* [Task objective] Turn everything from the first line down to the line containing "classroom-parents-photo (377, 533, 592, 818)" into a Markdown table with the columns Row and Line, numbering each row and skipping blank lines.

+++ Data provided

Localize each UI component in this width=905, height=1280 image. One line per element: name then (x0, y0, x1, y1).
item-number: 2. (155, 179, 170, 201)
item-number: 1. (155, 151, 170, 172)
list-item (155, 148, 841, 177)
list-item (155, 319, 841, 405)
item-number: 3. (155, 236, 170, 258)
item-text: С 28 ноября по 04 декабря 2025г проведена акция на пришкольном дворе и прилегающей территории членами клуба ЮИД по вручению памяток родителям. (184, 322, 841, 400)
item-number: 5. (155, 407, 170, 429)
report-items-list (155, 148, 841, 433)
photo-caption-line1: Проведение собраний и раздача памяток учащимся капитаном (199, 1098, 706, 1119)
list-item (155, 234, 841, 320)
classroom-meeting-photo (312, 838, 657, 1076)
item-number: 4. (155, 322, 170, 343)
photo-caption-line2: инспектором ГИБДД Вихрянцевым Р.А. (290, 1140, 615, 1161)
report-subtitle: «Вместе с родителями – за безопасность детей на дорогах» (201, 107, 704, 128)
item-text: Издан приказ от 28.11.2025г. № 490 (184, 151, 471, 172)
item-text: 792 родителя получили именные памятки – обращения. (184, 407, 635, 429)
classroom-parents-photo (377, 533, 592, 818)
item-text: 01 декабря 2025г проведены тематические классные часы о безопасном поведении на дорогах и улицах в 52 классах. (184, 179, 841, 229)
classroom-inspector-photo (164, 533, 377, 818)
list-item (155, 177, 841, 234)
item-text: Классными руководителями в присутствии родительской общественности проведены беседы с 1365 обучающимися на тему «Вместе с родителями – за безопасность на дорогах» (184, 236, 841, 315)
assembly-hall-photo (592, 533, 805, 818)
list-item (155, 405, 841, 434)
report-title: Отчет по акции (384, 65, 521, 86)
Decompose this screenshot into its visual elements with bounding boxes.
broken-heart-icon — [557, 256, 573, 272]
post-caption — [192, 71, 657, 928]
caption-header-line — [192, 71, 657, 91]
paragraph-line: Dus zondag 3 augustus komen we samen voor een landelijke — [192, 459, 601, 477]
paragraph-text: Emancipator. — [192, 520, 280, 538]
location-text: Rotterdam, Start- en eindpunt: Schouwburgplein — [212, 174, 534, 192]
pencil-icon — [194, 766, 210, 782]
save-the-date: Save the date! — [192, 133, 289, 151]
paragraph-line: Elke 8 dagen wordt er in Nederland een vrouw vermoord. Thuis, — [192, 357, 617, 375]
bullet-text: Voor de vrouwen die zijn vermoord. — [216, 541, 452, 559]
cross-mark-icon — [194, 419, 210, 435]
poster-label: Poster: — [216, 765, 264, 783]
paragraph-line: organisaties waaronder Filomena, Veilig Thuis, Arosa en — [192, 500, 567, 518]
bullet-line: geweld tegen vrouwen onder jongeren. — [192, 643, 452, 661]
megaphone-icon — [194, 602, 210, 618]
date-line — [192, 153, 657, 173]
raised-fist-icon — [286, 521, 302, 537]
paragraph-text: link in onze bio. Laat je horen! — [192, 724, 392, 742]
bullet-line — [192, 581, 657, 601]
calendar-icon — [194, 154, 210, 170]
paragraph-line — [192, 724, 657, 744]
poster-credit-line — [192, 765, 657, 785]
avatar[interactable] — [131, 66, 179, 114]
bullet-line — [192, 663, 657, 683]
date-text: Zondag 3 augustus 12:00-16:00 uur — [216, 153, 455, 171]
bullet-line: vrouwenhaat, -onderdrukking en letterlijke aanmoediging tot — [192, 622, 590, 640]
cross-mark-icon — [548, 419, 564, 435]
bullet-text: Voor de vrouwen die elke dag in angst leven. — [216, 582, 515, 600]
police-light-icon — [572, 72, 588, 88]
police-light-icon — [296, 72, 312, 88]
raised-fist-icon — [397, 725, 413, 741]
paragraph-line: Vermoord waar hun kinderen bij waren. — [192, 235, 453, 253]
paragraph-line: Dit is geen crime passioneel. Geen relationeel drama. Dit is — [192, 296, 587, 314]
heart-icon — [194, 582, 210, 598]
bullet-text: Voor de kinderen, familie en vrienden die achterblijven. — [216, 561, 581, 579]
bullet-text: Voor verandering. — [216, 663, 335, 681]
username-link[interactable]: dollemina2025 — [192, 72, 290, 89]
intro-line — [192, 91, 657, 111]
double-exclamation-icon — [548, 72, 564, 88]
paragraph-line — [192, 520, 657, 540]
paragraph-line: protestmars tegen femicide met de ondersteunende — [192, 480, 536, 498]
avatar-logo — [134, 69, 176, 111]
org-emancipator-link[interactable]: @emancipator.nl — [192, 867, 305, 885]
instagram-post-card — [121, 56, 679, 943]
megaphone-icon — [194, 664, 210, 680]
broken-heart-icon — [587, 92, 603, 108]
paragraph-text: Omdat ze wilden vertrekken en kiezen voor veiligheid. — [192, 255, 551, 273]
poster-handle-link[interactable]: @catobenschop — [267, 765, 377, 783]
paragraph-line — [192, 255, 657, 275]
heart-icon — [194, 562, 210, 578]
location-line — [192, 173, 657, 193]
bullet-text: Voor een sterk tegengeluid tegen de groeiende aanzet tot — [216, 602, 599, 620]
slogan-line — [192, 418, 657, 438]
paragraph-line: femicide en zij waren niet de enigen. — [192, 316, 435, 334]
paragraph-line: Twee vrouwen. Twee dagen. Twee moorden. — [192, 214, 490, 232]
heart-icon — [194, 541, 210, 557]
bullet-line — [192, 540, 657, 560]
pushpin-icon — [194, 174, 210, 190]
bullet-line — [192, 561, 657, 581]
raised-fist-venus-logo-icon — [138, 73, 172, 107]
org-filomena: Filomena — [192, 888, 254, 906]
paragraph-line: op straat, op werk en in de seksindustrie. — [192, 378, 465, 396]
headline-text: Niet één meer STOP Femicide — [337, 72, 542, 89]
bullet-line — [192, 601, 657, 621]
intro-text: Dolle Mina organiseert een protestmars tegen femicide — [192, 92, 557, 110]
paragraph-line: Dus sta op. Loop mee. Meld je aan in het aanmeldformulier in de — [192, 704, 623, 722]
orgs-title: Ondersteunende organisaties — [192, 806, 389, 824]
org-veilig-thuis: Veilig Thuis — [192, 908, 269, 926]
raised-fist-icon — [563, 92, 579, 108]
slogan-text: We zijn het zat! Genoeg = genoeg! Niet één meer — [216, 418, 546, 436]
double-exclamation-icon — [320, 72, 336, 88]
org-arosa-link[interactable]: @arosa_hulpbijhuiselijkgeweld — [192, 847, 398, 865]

++++++

* [Response to the exercise]
| Row | Line |
|---|---|
| 1 | Localize each UI component in this width=905, height=1280 image. One line per element: name then (x0, y0, x1, y1). |
| 2 | item-number: 2. (155, 179, 170, 201) |
| 3 | item-number: 1. (155, 151, 170, 172) |
| 4 | list-item (155, 148, 841, 177) |
| 5 | list-item (155, 319, 841, 405) |
| 6 | item-number: 3. (155, 236, 170, 258) |
| 7 | item-text: С 28 ноября по 04 декабря 2025г проведена акция на пришкольном дворе и прилегающей территории членами клуба ЮИД по вручению памяток родителям. (184, 322, 841, 400) |
| 8 | item-number: 5. (155, 407, 170, 429) |
| 9 | report-items-list (155, 148, 841, 433) |
| 10 | photo-caption-line1: Проведение собраний и раздача памяток учащимся капитаном (199, 1098, 706, 1119) |
| 11 | list-item (155, 234, 841, 320) |
| 12 | classroom-meeting-photo (312, 838, 657, 1076) |
| 13 | item-number: 4. (155, 322, 170, 343) |
| 14 | photo-caption-line2: инспектором ГИБДД Вихрянцевым Р.А. (290, 1140, 615, 1161) |
| 15 | report-subtitle: «Вместе с родителями – за безопасность детей на дорогах» (201, 107, 704, 128) |
| 16 | item-text: Издан приказ от 28.11.2025г. № 490 (184, 151, 471, 172) |
| 17 | item-text: 792 родителя получили именные памятки – обращения. (184, 407, 635, 429) |
| 18 | classroom-parents-photo (377, 533, 592, 818) |